[Objective]:
For each line in the data below that holds "隐私和安全", return a copy.

[Supplied information]:

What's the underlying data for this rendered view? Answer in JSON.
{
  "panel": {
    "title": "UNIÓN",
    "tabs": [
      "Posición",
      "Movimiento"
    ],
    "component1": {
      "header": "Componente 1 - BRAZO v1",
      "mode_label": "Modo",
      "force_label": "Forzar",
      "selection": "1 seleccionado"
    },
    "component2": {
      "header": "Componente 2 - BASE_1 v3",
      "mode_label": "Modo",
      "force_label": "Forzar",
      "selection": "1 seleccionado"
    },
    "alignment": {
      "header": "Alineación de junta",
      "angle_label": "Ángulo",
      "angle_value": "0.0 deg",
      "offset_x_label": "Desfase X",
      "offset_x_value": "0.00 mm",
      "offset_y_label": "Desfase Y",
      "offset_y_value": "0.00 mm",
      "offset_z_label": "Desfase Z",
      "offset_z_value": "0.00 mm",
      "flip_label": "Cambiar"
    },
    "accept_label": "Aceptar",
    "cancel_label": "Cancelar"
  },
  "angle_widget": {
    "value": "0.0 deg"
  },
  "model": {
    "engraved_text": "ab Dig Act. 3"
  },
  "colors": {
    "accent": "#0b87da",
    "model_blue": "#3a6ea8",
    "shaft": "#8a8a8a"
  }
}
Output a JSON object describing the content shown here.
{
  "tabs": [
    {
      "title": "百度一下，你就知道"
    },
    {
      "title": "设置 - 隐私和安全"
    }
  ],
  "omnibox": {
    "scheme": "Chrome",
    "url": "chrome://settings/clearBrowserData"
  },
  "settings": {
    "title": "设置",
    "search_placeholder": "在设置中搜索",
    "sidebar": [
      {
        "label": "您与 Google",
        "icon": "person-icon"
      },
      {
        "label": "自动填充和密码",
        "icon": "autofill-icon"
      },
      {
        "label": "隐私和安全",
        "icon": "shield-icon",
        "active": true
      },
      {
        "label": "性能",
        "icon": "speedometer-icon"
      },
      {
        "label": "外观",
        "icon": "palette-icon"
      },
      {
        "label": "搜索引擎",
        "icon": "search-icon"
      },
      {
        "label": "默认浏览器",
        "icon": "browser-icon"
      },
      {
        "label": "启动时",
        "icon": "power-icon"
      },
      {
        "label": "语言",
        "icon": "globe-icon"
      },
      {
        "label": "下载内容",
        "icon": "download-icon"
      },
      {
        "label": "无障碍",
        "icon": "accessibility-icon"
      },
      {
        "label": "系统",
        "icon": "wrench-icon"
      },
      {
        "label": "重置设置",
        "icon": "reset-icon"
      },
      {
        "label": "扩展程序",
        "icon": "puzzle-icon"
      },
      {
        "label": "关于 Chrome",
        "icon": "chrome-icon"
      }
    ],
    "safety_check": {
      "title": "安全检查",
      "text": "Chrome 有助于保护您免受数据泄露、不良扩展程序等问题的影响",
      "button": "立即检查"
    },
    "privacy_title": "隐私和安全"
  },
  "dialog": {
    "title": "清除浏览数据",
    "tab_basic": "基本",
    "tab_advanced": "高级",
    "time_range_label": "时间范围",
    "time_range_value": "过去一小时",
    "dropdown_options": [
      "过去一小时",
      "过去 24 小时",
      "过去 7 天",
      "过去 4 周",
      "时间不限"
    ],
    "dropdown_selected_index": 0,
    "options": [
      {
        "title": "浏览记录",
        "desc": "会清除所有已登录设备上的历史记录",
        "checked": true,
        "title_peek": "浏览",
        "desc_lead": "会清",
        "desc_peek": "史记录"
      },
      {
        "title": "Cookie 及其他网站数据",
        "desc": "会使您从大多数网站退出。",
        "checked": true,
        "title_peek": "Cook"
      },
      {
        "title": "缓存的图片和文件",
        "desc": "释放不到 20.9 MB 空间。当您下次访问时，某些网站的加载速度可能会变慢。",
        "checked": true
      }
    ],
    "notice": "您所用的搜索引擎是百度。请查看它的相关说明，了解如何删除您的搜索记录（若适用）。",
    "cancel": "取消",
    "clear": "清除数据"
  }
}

[Answer to this problem]:
      "title": "设置 - 隐私和安全"
        "label": "隐私和安全",
    "privacy_title": "隐私和安全"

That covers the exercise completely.